◆ **Requirements**
Return all of the entries exactly as written.

start Dataset rows

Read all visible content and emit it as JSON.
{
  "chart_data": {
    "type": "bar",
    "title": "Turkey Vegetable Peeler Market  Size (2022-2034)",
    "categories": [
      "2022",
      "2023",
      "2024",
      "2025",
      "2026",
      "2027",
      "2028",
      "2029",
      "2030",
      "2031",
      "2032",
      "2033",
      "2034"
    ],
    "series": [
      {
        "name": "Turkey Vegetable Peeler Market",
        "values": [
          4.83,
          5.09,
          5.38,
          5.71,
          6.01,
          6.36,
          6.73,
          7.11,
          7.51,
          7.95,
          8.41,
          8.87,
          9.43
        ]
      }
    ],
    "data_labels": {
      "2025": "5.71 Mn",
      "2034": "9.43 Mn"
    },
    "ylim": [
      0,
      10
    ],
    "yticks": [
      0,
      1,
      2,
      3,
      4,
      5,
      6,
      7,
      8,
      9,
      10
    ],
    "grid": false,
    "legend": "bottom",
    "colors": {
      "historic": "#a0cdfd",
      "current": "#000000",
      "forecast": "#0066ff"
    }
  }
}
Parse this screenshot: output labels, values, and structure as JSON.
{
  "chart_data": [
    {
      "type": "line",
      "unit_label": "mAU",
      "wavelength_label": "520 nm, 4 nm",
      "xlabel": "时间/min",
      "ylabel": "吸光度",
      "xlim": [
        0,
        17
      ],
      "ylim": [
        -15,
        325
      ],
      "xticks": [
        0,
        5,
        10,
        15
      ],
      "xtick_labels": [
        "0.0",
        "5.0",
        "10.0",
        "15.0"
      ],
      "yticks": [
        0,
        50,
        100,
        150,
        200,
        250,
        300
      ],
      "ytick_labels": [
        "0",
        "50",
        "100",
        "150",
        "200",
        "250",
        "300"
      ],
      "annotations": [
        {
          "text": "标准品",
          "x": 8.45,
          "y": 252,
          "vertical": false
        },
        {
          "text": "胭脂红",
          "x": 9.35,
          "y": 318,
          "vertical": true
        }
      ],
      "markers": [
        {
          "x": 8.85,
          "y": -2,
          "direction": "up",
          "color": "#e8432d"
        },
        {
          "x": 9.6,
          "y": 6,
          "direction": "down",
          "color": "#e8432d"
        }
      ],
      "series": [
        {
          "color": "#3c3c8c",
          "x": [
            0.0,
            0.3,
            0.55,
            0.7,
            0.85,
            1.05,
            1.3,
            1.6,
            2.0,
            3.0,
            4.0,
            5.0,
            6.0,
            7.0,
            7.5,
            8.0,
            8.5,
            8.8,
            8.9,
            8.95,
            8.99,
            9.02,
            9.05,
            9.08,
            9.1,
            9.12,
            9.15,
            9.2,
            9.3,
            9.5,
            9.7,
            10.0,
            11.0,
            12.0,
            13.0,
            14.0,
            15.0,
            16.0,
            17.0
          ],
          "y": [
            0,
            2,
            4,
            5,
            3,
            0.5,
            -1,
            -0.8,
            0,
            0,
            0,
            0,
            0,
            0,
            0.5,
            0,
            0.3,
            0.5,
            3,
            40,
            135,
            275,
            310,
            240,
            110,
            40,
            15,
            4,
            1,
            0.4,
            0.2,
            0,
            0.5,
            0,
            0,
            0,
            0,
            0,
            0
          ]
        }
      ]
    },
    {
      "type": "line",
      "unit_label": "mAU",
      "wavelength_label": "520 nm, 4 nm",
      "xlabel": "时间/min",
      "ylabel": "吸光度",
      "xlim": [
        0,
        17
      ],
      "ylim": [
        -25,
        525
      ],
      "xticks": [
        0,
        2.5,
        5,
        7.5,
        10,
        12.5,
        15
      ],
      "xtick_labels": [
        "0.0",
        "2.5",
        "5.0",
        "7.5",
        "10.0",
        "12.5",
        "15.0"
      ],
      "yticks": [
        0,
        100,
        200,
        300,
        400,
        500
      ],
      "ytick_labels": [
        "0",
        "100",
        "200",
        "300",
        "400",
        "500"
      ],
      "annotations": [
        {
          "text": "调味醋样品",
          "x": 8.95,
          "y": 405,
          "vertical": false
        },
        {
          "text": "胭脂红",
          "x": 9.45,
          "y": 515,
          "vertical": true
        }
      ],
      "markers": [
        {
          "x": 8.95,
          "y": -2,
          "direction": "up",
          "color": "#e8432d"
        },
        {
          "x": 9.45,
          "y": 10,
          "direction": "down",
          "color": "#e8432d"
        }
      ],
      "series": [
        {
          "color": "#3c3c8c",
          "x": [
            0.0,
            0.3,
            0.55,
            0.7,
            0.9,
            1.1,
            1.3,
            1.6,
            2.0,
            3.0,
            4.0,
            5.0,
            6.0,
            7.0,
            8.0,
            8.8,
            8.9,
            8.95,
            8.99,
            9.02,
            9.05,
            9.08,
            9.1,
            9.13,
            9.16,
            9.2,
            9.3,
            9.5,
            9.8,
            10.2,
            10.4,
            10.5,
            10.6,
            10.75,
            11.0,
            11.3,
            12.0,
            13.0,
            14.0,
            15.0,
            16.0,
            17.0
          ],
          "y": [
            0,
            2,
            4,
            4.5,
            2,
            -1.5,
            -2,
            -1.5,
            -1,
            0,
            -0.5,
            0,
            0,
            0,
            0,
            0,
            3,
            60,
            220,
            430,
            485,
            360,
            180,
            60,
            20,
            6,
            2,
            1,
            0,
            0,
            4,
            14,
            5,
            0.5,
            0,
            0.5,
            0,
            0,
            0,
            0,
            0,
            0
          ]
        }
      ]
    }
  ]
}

end Dataset rows

◆ **Output**
Read all visible content and emit it as JSON.
{
  "chart_data": {
    "type": "bar",
    "title": "Turkey Vegetable Peeler Market  Size (2022-2034)",
    "categories": [
      "2022",
      "2023",
      "2024",
      "2025",
      "2026",
      "2027",
      "2028",
      "2029",
      "2030",
      "2031",
      "2032",
      "2033",
      "2034"
    ],
    "series": [
      {
        "name": "Turkey Vegetable Peeler Market",
        "values": [
          4.83,
          5.09,
          5.38,
          5.71,
          6.01,
          6.36,
          6.73,
          7.11,
          7.51,
          7.95,
          8.41,
          8.87,
          9.43
        ]
      }
    ],
    "data_labels": {
      "2025": "5.71 Mn",
      "2034": "9.43 Mn"
    },
    "ylim": [
      0,
      10
    ],
    "yticks": [
      0,
      1,
      2,
      3,
      4,
      5,
      6,
      7,
      8,
      9,
      10
    ],
    "grid": false,
    "legend": "bottom",
    "colors": {
      "historic": "#a0cdfd",
      "current": "#000000",
      "forecast": "#0066ff"
    }
  }
}
Parse this screenshot: output labels, values, and structure as JSON.
{
  "chart_data": [
    {
      "type": "line",
      "unit_label": "mAU",
      "wavelength_label": "520 nm, 4 nm",
      "xlabel": "时间/min",
      "ylabel": "吸光度",
      "xlim": [
        0,
        17
      ],
      "ylim": [
        -15,
        325
      ],
      "xticks": [
        0,
        5,
        10,
        15
      ],
      "xtick_labels": [
        "0.0",
        "5.0",
        "10.0",
        "15.0"
      ],
      "yticks": [
        0,
        50,
        100,
        150,
        200,
        250,
        300
      ],
      "ytick_labels": [
        "0",
        "50",
        "100",
        "150",
        "200",
        "250",
        "300"
      ],
      "annotations": [
        {
          "text": "标准品",
          "x": 8.45,
          "y": 252,
          "vertical": false
        },
        {
          "text": "胭脂红",
          "x": 9.35,
          "y": 318,
          "vertical": true
        }
      ],
      "markers": [
        {
          "x": 8.85,
          "y": -2,
          "direction": "up",
          "color": "#e8432d"
        },
        {
          "x": 9.6,
          "y": 6,
          "direction": "down",
          "color": "#e8432d"
        }
      ],
      "series": [
        {
          "color": "#3c3c8c",
          "x": [
            0.0,
            0.3,
            0.55,
            0.7,
            0.85,
            1.05,
            1.3,
            1.6,
            2.0,
            3.0,
            4.0,
            5.0,
            6.0,
            7.0,
            7.5,
            8.0,
            8.5,
            8.8,
            8.9,
            8.95,
            8.99,
            9.02,
            9.05,
            9.08,
            9.1,
            9.12,
            9.15,
            9.2,
            9.3,
            9.5,
            9.7,
            10.0,
            11.0,
            12.0,
            13.0,
            14.0,
            15.0,
            16.0,
            17.0
          ],
          "y": [
            0,
            2,
            4,
            5,
            3,
            0.5,
            -1,
            -0.8,
            0,
            0,
            0,
            0,
            0,
            0,
            0.5,
            0,
            0.3,
            0.5,
            3,
            40,
            135,
            275,
            310,
            240,
            110,
            40,
            15,
            4,
            1,
            0.4,
            0.2,
            0,
            0.5,
            0,
            0,
            0,
            0,
            0,
            0
          ]
        }
      ]
    },
    {
      "type": "line",
      "unit_label": "mAU",
      "wavelength_label": "520 nm, 4 nm",
      "xlabel": "时间/min",
      "ylabel": "吸光度",
      "xlim": [
        0,
        17
      ],
      "ylim": [
        -25,
        525
      ],
      "xticks": [
        0,
        2.5,
        5,
        7.5,
        10,
        12.5,
        15
      ],
      "xtick_labels": [
        "0.0",
        "2.5",
        "5.0",
        "7.5",
        "10.0",
        "12.5",
        "15.0"
      ],
      "yticks": [
        0,
        100,
        200,
        300,
        400,
        500
      ],
      "ytick_labels": [
        "0",
        "100",
        "200",
        "300",
        "400",
        "500"
      ],
      "annotations": [
        {
          "text": "调味醋样品",
          "x": 8.95,
          "y": 405,
          "vertical": false
        },
        {
          "text": "胭脂红",
          "x": 9.45,
          "y": 515,
          "vertical": true
        }
      ],
      "markers": [
        {
          "x": 8.95,
          "y": -2,
          "direction": "up",
          "color": "#e8432d"
        },
        {
          "x": 9.45,
          "y": 10,
          "direction": "down",
          "color": "#e8432d"
        }
      ],
      "series": [
        {
          "color": "#3c3c8c",
          "x": [
            0.0,
            0.3,
            0.55,
            0.7,
            0.9,
            1.1,
            1.3,
            1.6,
            2.0,
            3.0,
            4.0,
            5.0,
            6.0,
            7.0,
            8.0,
            8.8,
            8.9,
            8.95,
            8.99,
            9.02,
            9.05,
            9.08,
            9.1,
            9.13,
            9.16,
            9.2,
            9.3,
            9.5,
            9.8,
            10.2,
            10.4,
            10.5,
            10.6,
            10.75,
            11.0,
            11.3,
            12.0,
            13.0,
            14.0,
            15.0,
            16.0,
            17.0
          ],
          "y": [
            0,
            2,
            4,
            4.5,
            2,
            -1.5,
            -2,
            -1.5,
            -1,
            0,
            -0.5,
            0,
            0,
            0,
            0,
            0,
            3,
            60,
            220,
            430,
            485,
            360,
            180,
            60,
            20,
            6,
            2,
            1,
            0,
            0,
            4,
            14,
            5,
            0.5,
            0,
            0.5,
            0,
            0,
            0,
            0,
            0,
            0
          ]
        }
      ]
    }
  ]
}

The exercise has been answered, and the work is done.